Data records

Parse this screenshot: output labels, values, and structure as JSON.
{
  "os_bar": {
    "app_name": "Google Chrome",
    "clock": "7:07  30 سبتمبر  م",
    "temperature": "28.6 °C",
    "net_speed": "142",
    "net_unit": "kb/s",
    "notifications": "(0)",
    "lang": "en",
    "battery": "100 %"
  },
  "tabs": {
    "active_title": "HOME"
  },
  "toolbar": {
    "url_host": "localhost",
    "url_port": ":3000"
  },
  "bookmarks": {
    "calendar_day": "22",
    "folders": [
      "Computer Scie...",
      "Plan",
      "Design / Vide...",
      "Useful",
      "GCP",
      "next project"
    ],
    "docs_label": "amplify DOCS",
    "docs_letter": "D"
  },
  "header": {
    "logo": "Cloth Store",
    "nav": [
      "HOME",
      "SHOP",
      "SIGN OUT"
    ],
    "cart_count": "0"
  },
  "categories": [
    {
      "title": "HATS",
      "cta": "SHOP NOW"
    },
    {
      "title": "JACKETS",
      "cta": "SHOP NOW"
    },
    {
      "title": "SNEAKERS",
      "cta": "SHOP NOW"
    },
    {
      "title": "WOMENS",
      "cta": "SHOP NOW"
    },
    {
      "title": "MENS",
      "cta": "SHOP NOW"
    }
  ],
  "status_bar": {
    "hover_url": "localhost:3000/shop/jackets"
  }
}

WHAT IS EXPECTED - Write out all the records above again, exactly as they stand.

ANSWER TO THIS EXERCISE -
Parse this screenshot: output labels, values, and structure as JSON.
{
  "os_bar": {
    "app_name": "Google Chrome",
    "clock": "7:07  30 سبتمبر  م",
    "temperature": "28.6 °C",
    "net_speed": "142",
    "net_unit": "kb/s",
    "notifications": "(0)",
    "lang": "en",
    "battery": "100 %"
  },
  "tabs": {
    "active_title": "HOME"
  },
  "toolbar": {
    "url_host": "localhost",
    "url_port": ":3000"
  },
  "bookmarks": {
    "calendar_day": "22",
    "folders": [
      "Computer Scie...",
      "Plan",
      "Design / Vide...",
      "Useful",
      "GCP",
      "next project"
    ],
    "docs_label": "amplify DOCS",
    "docs_letter": "D"
  },
  "header": {
    "logo": "Cloth Store",
    "nav": [
      "HOME",
      "SHOP",
      "SIGN OUT"
    ],
    "cart_count": "0"
  },
  "categories": [
    {
      "title": "HATS",
      "cta": "SHOP NOW"
    },
    {
      "title": "JACKETS",
      "cta": "SHOP NOW"
    },
    {
      "title": "SNEAKERS",
      "cta": "SHOP NOW"
    },
    {
      "title": "WOMENS",
      "cta": "SHOP NOW"
    },
    {
      "title": "MENS",
      "cta": "SHOP NOW"
    }
  ],
  "status_bar": {
    "hover_url": "localhost:3000/shop/jackets"
  }
}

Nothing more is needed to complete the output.